WORK TO BE COMPLETED:
Please rewrite the material below, replacing "residence-marker" with "home-marker" everywhere and changing nothing else, and omit the pictures.

Layout dataset entries:
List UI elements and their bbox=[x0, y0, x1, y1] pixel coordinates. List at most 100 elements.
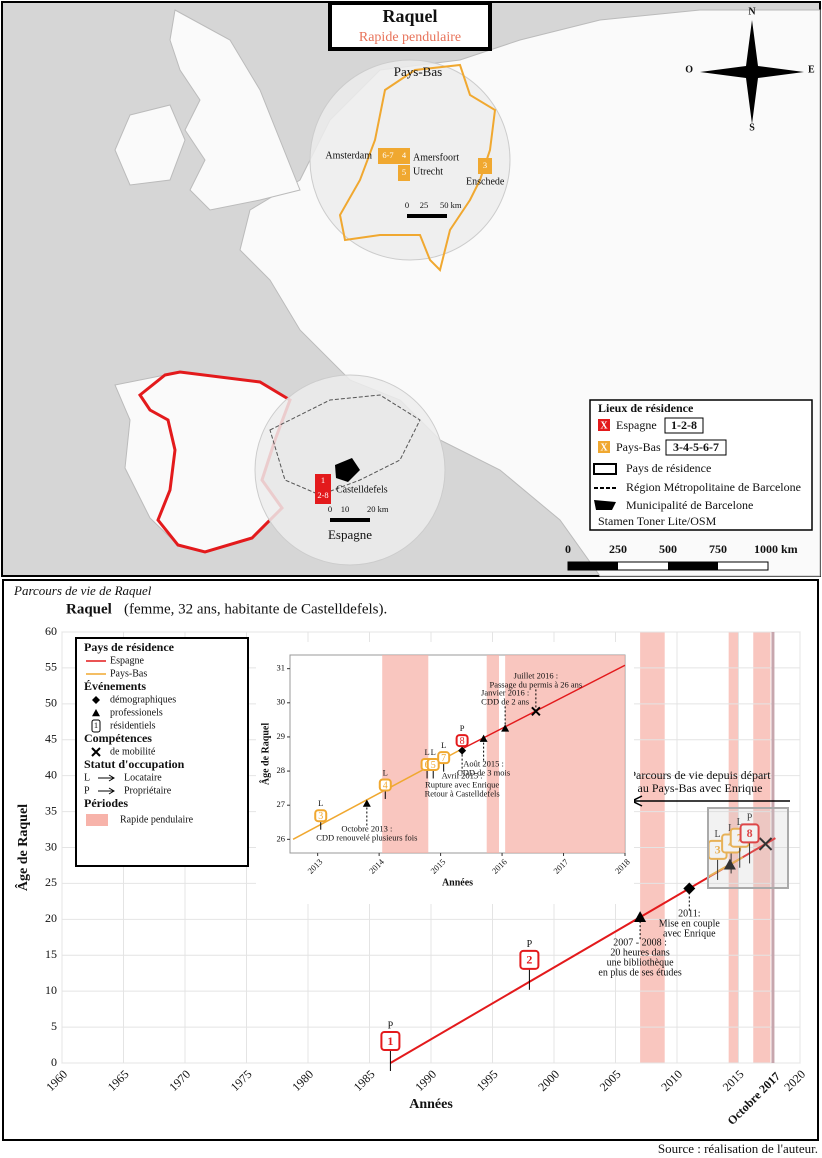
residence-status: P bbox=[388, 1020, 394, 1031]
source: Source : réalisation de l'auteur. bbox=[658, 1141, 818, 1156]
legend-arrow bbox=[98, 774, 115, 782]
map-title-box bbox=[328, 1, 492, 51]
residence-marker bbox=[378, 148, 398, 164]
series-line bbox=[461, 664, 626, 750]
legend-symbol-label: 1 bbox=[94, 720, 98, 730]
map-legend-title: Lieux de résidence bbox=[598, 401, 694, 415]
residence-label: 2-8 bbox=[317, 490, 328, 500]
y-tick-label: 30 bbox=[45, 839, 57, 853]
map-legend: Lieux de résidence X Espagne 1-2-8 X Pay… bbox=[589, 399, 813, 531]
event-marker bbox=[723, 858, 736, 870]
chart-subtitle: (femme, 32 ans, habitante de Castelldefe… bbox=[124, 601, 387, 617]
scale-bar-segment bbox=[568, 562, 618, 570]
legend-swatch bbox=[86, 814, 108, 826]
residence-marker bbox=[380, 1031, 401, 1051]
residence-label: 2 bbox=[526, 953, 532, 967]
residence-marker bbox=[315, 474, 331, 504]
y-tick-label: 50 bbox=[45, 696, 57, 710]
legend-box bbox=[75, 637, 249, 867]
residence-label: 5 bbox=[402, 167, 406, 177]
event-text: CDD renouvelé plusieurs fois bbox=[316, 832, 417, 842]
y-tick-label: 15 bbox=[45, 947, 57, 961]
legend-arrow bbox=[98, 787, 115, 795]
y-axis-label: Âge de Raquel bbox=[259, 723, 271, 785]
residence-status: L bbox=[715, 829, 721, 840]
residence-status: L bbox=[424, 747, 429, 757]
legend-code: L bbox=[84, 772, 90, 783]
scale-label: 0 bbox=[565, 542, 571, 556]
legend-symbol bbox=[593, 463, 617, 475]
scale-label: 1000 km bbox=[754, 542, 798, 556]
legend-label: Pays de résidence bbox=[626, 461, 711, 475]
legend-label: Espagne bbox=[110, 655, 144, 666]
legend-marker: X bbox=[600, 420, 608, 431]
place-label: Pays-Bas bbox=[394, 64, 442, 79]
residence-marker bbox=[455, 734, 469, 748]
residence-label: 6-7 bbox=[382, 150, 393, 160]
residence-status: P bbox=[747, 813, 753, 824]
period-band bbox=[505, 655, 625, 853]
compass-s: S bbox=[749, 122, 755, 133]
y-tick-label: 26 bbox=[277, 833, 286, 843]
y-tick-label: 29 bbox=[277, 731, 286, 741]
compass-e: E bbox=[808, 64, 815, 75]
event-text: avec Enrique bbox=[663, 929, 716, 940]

RESULT OF THE TASK:
List UI elements and their bbox=[x0, y0, x1, y1] pixel coordinates. List at most 100 elements.
residence-status: P bbox=[388, 1020, 394, 1031]
source: Source : réalisation de l'auteur. bbox=[658, 1141, 818, 1156]
legend-arrow bbox=[98, 774, 115, 782]
map-title-box bbox=[328, 1, 492, 51]
home-marker bbox=[378, 148, 398, 164]
series-line bbox=[461, 664, 626, 750]
legend-symbol-label: 1 bbox=[94, 720, 98, 730]
map-legend-title: Lieux de résidence bbox=[598, 401, 694, 415]
residence-label: 2-8 bbox=[317, 490, 328, 500]
y-tick-label: 30 bbox=[45, 839, 57, 853]
map-legend: Lieux de résidence X Espagne 1-2-8 X Pay… bbox=[589, 399, 813, 531]
event-marker bbox=[723, 858, 736, 870]
chart-subtitle: (femme, 32 ans, habitante de Castelldefe… bbox=[124, 601, 387, 617]
scale-bar-segment bbox=[568, 562, 618, 570]
legend-swatch bbox=[86, 814, 108, 826]
home-marker bbox=[380, 1031, 401, 1051]
residence-label: 2 bbox=[526, 953, 532, 967]
home-marker bbox=[315, 474, 331, 504]
y-tick-label: 50 bbox=[45, 696, 57, 710]
legend-box bbox=[75, 637, 249, 867]
residence-label: 5 bbox=[402, 167, 406, 177]
event-text: CDD renouvelé plusieurs fois bbox=[316, 832, 417, 842]
y-tick-label: 15 bbox=[45, 947, 57, 961]
legend-arrow bbox=[98, 787, 115, 795]
y-axis-label: Âge de Raquel bbox=[259, 723, 271, 785]
residence-status: L bbox=[715, 829, 721, 840]
residence-status: L bbox=[424, 747, 429, 757]
legend-code: L bbox=[84, 772, 90, 783]
scale-label: 0 bbox=[565, 542, 571, 556]
legend-symbol bbox=[593, 463, 617, 475]
scale-label: 1000 km bbox=[754, 542, 798, 556]
legend-label: Pays de résidence bbox=[626, 461, 711, 475]
legend-label: Espagne bbox=[110, 655, 144, 666]
legend-marker: X bbox=[600, 420, 608, 431]
place-label: Pays-Bas bbox=[394, 64, 442, 79]
home-marker bbox=[455, 734, 469, 748]
residence-label: 6-7 bbox=[382, 150, 393, 160]
residence-status: P bbox=[747, 813, 753, 824]
period-band bbox=[505, 655, 625, 853]
compass-s: S bbox=[749, 122, 755, 133]
y-tick-label: 26 bbox=[277, 833, 286, 843]
y-tick-label: 29 bbox=[277, 731, 286, 741]
compass-e: E bbox=[808, 64, 815, 75]
event-text: avec Enrique bbox=[663, 929, 716, 940]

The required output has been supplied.